### MATERIAL FOR THIS TASK
§ §

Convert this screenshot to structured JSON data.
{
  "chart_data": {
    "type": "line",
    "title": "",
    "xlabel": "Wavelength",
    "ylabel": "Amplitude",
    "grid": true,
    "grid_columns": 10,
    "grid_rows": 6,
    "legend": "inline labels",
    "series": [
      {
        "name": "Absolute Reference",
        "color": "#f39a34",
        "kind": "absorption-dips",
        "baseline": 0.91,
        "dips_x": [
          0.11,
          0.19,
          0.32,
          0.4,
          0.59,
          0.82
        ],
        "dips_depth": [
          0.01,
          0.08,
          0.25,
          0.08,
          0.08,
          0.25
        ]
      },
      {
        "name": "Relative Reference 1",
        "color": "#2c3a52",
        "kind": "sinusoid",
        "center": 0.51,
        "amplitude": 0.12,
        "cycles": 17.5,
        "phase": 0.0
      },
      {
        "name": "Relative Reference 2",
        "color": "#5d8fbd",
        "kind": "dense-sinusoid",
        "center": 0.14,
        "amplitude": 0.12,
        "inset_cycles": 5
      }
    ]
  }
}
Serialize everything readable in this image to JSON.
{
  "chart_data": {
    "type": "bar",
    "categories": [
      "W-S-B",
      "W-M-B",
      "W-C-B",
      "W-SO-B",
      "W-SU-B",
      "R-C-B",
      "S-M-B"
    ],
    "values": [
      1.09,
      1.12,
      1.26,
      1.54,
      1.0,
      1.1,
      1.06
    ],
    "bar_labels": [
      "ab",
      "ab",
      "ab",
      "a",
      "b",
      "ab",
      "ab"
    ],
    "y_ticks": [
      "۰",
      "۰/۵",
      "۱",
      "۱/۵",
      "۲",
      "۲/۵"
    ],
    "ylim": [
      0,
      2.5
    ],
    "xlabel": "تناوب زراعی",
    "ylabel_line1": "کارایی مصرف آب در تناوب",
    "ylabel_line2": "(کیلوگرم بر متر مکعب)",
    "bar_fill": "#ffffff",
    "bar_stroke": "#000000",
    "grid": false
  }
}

§ §

Reproduce, exactly and with nothing added, the lines from the one that includes "Serialize everything readable" through the last line of the material.

### ANSWER FOR THE TASK
Serialize everything readable in this image to JSON.
{
  "chart_data": {
    "type": "bar",
    "categories": [
      "W-S-B",
      "W-M-B",
      "W-C-B",
      "W-SO-B",
      "W-SU-B",
      "R-C-B",
      "S-M-B"
    ],
    "values": [
      1.09,
      1.12,
      1.26,
      1.54,
      1.0,
      1.1,
      1.06
    ],
    "bar_labels": [
      "ab",
      "ab",
      "ab",
      "a",
      "b",
      "ab",
      "ab"
    ],
    "y_ticks": [
      "۰",
      "۰/۵",
      "۱",
      "۱/۵",
      "۲",
      "۲/۵"
    ],
    "ylim": [
      0,
      2.5
    ],
    "xlabel": "تناوب زراعی",
    "ylabel_line1": "کارایی مصرف آب در تناوب",
    "ylabel_line2": "(کیلوگرم بر متر مکعب)",
    "bar_fill": "#ffffff",
    "bar_stroke": "#000000",
    "grid": false
  }
}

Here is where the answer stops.